[Data listing]
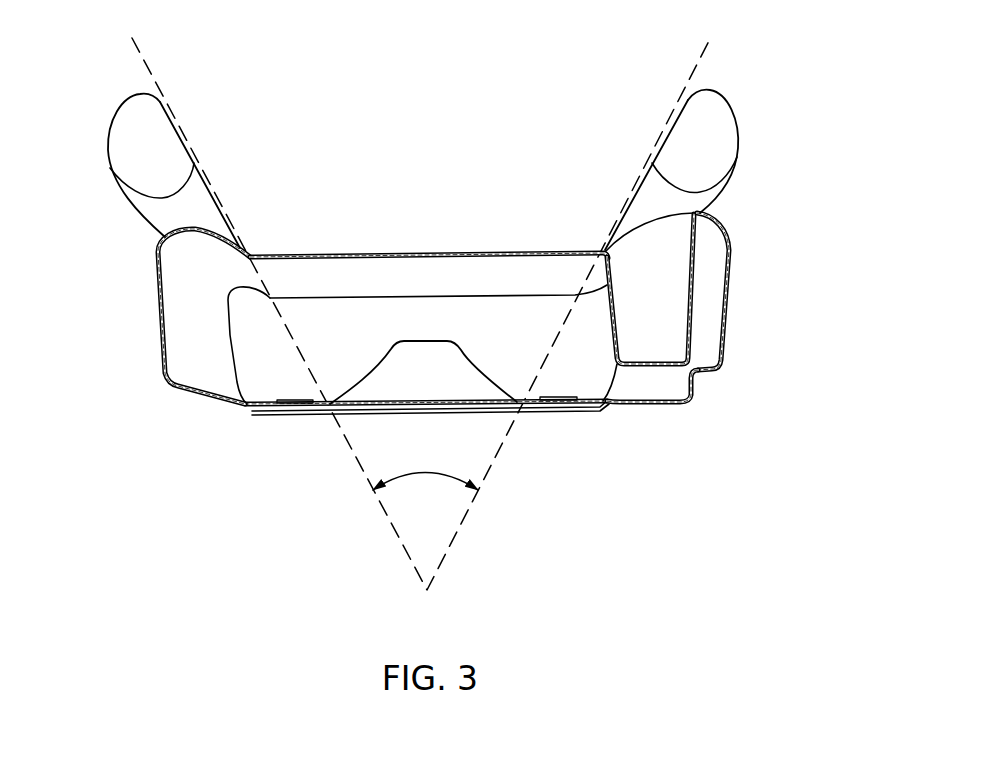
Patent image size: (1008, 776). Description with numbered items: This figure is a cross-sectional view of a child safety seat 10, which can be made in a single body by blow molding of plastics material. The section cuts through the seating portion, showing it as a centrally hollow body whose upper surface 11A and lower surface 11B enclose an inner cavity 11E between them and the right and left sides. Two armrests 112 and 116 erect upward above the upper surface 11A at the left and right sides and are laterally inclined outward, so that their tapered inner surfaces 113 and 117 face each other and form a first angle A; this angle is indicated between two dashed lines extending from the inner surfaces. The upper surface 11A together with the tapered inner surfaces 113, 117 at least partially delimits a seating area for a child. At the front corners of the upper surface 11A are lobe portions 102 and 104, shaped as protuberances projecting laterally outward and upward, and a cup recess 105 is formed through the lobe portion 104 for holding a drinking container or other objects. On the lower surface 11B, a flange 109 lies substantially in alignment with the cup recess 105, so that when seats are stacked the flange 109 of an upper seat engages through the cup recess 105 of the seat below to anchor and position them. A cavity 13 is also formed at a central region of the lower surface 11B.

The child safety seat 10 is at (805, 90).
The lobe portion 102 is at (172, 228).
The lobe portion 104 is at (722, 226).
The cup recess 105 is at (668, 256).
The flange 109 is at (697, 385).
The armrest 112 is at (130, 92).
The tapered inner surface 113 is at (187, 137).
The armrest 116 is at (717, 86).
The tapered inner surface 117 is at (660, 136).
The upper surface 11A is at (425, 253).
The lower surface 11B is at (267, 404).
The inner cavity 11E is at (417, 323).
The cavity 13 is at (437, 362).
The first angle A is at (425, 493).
==
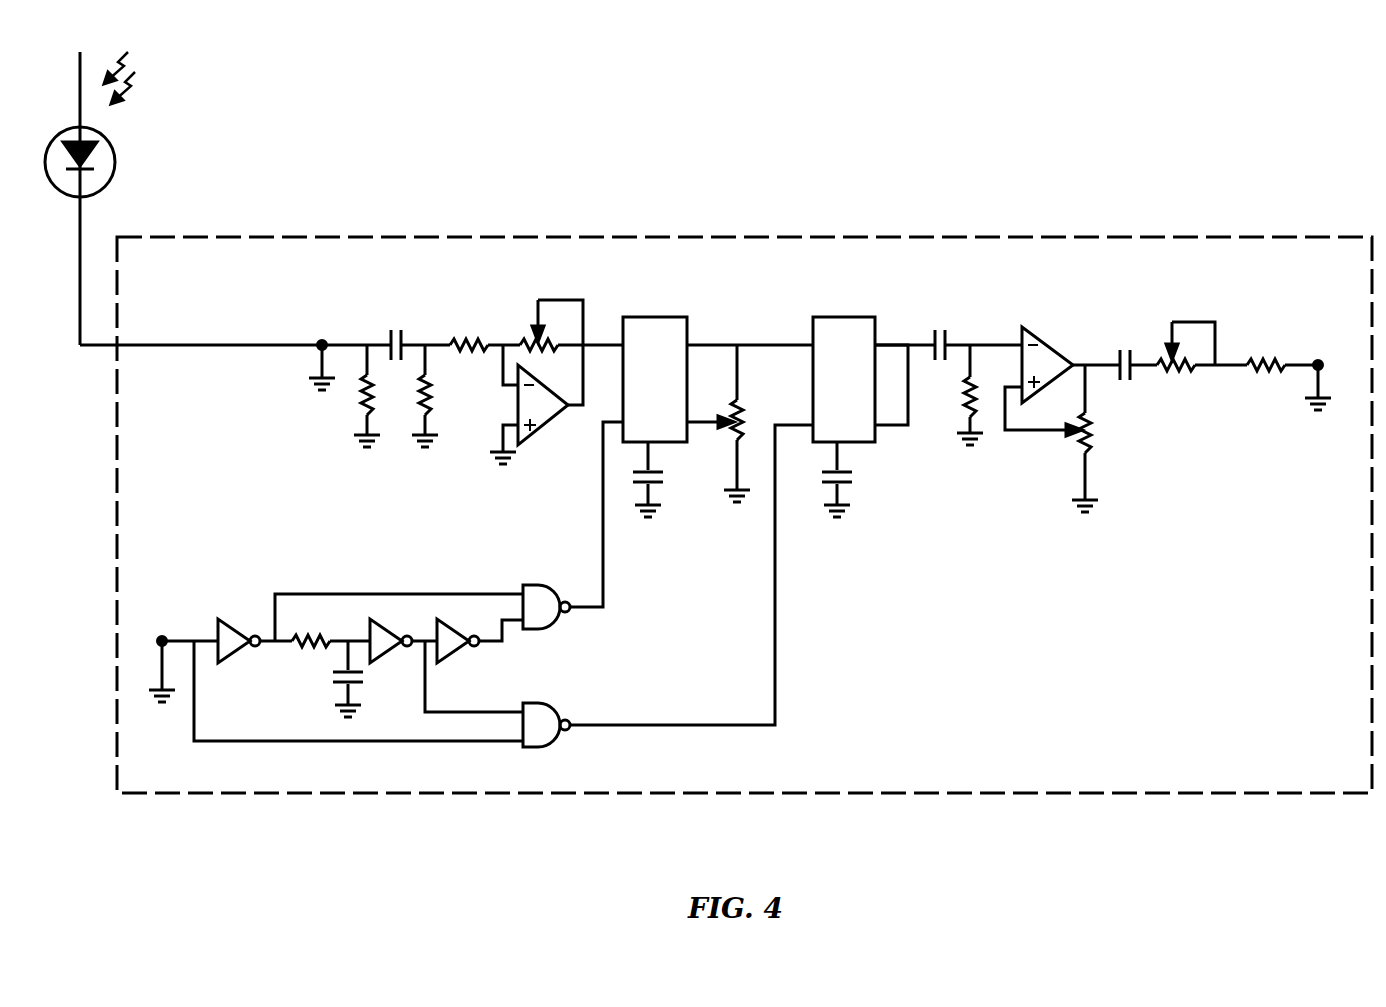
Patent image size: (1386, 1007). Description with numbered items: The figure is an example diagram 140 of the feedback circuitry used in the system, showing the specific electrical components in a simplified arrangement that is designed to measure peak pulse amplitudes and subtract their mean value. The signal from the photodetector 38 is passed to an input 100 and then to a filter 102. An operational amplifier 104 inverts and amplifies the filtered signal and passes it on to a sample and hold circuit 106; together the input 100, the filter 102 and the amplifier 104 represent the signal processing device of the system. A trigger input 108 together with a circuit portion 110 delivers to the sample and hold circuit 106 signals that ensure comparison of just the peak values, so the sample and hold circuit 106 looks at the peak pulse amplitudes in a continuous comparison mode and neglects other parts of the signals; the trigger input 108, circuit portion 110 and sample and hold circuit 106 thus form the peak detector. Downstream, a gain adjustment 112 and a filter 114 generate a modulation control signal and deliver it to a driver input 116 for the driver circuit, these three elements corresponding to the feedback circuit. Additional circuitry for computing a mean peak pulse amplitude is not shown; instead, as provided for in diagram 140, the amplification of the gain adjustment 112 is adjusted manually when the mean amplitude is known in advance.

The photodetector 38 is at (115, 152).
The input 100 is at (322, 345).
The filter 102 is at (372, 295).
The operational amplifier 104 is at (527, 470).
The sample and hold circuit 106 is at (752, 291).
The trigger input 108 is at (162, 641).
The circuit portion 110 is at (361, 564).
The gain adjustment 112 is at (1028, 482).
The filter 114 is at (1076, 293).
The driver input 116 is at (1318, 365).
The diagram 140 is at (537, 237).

§ YOUR TASK
Starting at the line that has "Patent image size: (1008, 776)." and ending after the line that has "The first angle A is at (425, 493).", write out the data again with "plastics material" changed to "resin" and nothing else changed.

§ SOLUTION
Patent image size: (1008, 776). Description with numbered items: This figure is a cross-sectional view of a child safety seat 10, which can be made in a single body by blow molding of resin. The section cuts through the seating portion, showing it as a centrally hollow body whose upper surface 11A and lower surface 11B enclose an inner cavity 11E between them and the right and left sides. Two armrests 112 and 116 erect upward above the upper surface 11A at the left and right sides and are laterally inclined outward, so that their tapered inner surfaces 113 and 117 face each other and form a first angle A; this angle is indicated between two dashed lines extending from the inner surfaces. The upper surface 11A together with the tapered inner surfaces 113, 117 at least partially delimits a seating area for a child. At the front corners of the upper surface 11A are lobe portions 102 and 104, shaped as protuberances projecting laterally outward and upward, and a cup recess 105 is formed through the lobe portion 104 for holding a drinking container or other objects. On the lower surface 11B, a flange 109 lies substantially in alignment with the cup recess 105, so that when seats are stacked the flange 109 of an upper seat engages through the cup recess 105 of the seat below to anchor and position them. A cavity 13 is also formed at a central region of the lower surface 11B.

The child safety seat 10 is at (805, 90).
The lobe portion 102 is at (172, 228).
The lobe portion 104 is at (722, 226).
The cup recess 105 is at (668, 256).
The flange 109 is at (697, 385).
The armrest 112 is at (130, 92).
The tapered inner surface 113 is at (187, 137).
The armrest 116 is at (717, 86).
The tapered inner surface 117 is at (660, 136).
The upper surface 11A is at (425, 253).
The lower surface 11B is at (267, 404).
The inner cavity 11E is at (417, 323).
The cavity 13 is at (437, 362).
The first angle A is at (425, 493).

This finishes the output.